### EXERCISE BRIEF
Write out the material exactly, leaving every picture behind.

### DATA SUPPLIED
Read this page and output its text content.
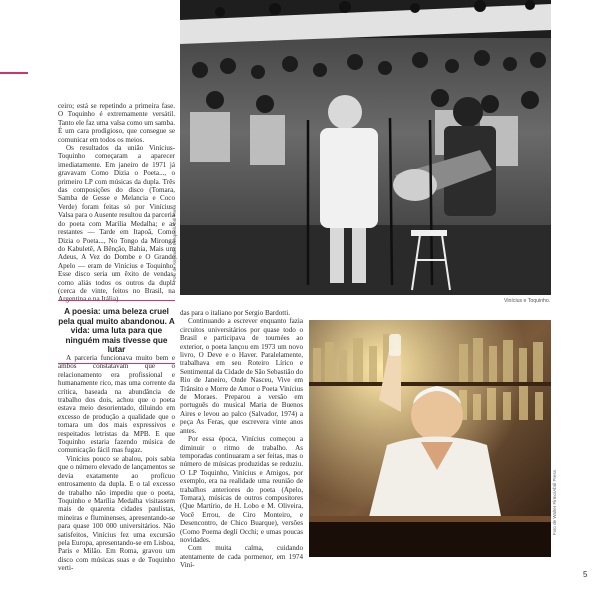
Foto de Alejandro Ezequiel/Abril Press
Vinícius e Toquinho.

ceiro; está se repetindo a primeira fase. O Toquinho é extremamente versátil. Tanto ele faz uma valsa como um samba. É um cara prodigioso, que consegue se comunicar em todos os meios.

Os resultados da união Vinícius-Toquinho começaram a aparecer imediatamente. Em janeiro de 1971 já gravavam Como Dizia o Poeta..., o primeiro LP com músicas da dupla. Três das composições do disco (Tomara, Samba de Gesse e Melancia e Coco Verde) foram feitas só por Vinícius; Valsa para o Ausente resultou da parceria do poeta com Marília Medalha; e as restantes — Tarde em Itapoã, Como Dizia o Poeta..., No Tongo da Mironga do Kabuletê, A Bênção, Bahia, Mais um Adeus, A Vez do Dombe e O Grande Apelo — eram de Vinícius e Toquinho. Esse disco seria um êxito de vendas, como aliás todos os outros da dupla (cerca de vinte, feitos no Brasil, na Argentina e na Itália).

A poesia: uma beleza cruel pela qual muito abandonou. A vida: uma luta para que ninguém mais tivesse que lutar

A parceria funcionava muito bem e ambos constatavam que o relacionamento era profissional e humanamente rico, mas uma corrente da crítica, baseada na abundância de trabalho dos dois, achou que o poeta estava meio desorientado, diluindo em excesso de produção a qualidade que o tornara um dos mais expressivos e respeitados letristas da MPB. E que Toquinho estaria fazendo música de comunicação fácil mas fugaz.

Vinícius pouco se abalou, pois sabia que o número elevado de lançamentos se devia exatamente ao profícuo entrosamento da dupla. E o tal excesso de trabalho não impediu que o poeta, Toquinho e Marília Medalha visitassem mais de quarenta cidades paulistas, mineiras e fluminenses, apresentando-se para quase 100 000 universitários. Não satisfeitos, Vinícius fez uma excursão pela Europa, apresentando-se em Lisboa, Paris e Milão. Em Roma, gravou um disco com músicas suas e de Toquinho verti-

das para o italiano por Sergio Bardotti.

Continuando a escrever enquanto fazia circuitos universitários por quase todo o Brasil e participava de tournées ao exterior, o poeta lançou em 1973 um novo livro, O Deve e o Haver. Paralelamente, trabalhava em seu Roteiro Lírico e Sentimental da Cidade de São Sebastião do Rio de Janeiro, Onde Nasceu, Vive em Trânsito e Morre de Amor o Poeta Vinícius de Moraes. Preparou a versão em português do musical Maria de Buenos Aires e levou ao palco (Salvador, 1974) a peça As Feras, que escrevera vinte anos antes.

Por essa época, Vinícius começou a diminuir o ritmo de trabalho. As temporadas continuaram a ser feitas, mas o número de músicas produzidas se reduziu. O LP Toquinho, Vinícius e Amigos, por exemplo, era na realidade uma reunião de trabalhos anteriores do poeta (Apelo, Tomara), músicas de outros compositores (Que Martírio, de H. Lobo e M. Oliveira, Você Errou, de Ciro Monteiro, e Desencontro, de Chico Buarque), versões (Como Poema deglí Occhi; e umas poucas novidades.

Com muita calma, cuidando atentamente de cada pormenor, em 1974 Viní-

Foto de Walter Firmo/Abril Press
5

### SOLUTION FOR THIS PROBLEM
Read this page and output its text content.
Foto de Alejandro Ezequiel/Abril Press
Vinícius e Toquinho.

ceiro; está se repetindo a primeira fase. O Toquinho é extremamente versátil. Tanto ele faz uma valsa como um samba. É um cara prodigioso, que consegue se comunicar em todos os meios.

Os resultados da união Vinícius-Toquinho começaram a aparecer imediatamente. Em janeiro de 1971 já gravavam Como Dizia o Poeta..., o primeiro LP com músicas da dupla. Três das composições do disco (Tomara, Samba de Gesse e Melancia e Coco Verde) foram feitas só por Vinícius; Valsa para o Ausente resultou da parceria do poeta com Marília Medalha; e as restantes — Tarde em Itapoã, Como Dizia o Poeta..., No Tongo da Mironga do Kabuletê, A Bênção, Bahia, Mais um Adeus, A Vez do Dombe e O Grande Apelo — eram de Vinícius e Toquinho. Esse disco seria um êxito de vendas, como aliás todos os outros da dupla (cerca de vinte, feitos no Brasil, na Argentina e na Itália).

A poesia: uma beleza cruel pela qual muito abandonou. A vida: uma luta para que ninguém mais tivesse que lutar

A parceria funcionava muito bem e ambos constatavam que o relacionamento era profissional e humanamente rico, mas uma corrente da crítica, baseada na abundância de trabalho dos dois, achou que o poeta estava meio desorientado, diluindo em excesso de produção a qualidade que o tornara um dos mais expressivos e respeitados letristas da MPB. E que Toquinho estaria fazendo música de comunicação fácil mas fugaz.

Vinícius pouco se abalou, pois sabia que o número elevado de lançamentos se devia exatamente ao profícuo entrosamento da dupla. E o tal excesso de trabalho não impediu que o poeta, Toquinho e Marília Medalha visitassem mais de quarenta cidades paulistas, mineiras e fluminenses, apresentando-se para quase 100 000 universitários. Não satisfeitos, Vinícius fez uma excursão pela Europa, apresentando-se em Lisboa, Paris e Milão. Em Roma, gravou um disco com músicas suas e de Toquinho verti-

das para o italiano por Sergio Bardotti.

Continuando a escrever enquanto fazia circuitos universitários por quase todo o Brasil e participava de tournées ao exterior, o poeta lançou em 1973 um novo livro, O Deve e o Haver. Paralelamente, trabalhava em seu Roteiro Lírico e Sentimental da Cidade de São Sebastião do Rio de Janeiro, Onde Nasceu, Vive em Trânsito e Morre de Amor o Poeta Vinícius de Moraes. Preparou a versão em português do musical Maria de Buenos Aires e levou ao palco (Salvador, 1974) a peça As Feras, que escrevera vinte anos antes.

Por essa época, Vinícius começou a diminuir o ritmo de trabalho. As temporadas continuaram a ser feitas, mas o número de músicas produzidas se reduziu. O LP Toquinho, Vinícius e Amigos, por exemplo, era na realidade uma reunião de trabalhos anteriores do poeta (Apelo, Tomara), músicas de outros compositores (Que Martírio, de H. Lobo e M. Oliveira, Você Errou, de Ciro Monteiro, e Desencontro, de Chico Buarque), versões (Como Poema deglí Occhi; e umas poucas novidades.

Com muita calma, cuidando atentamente de cada pormenor, em 1974 Viní-

Foto de Walter Firmo/Abril Press
5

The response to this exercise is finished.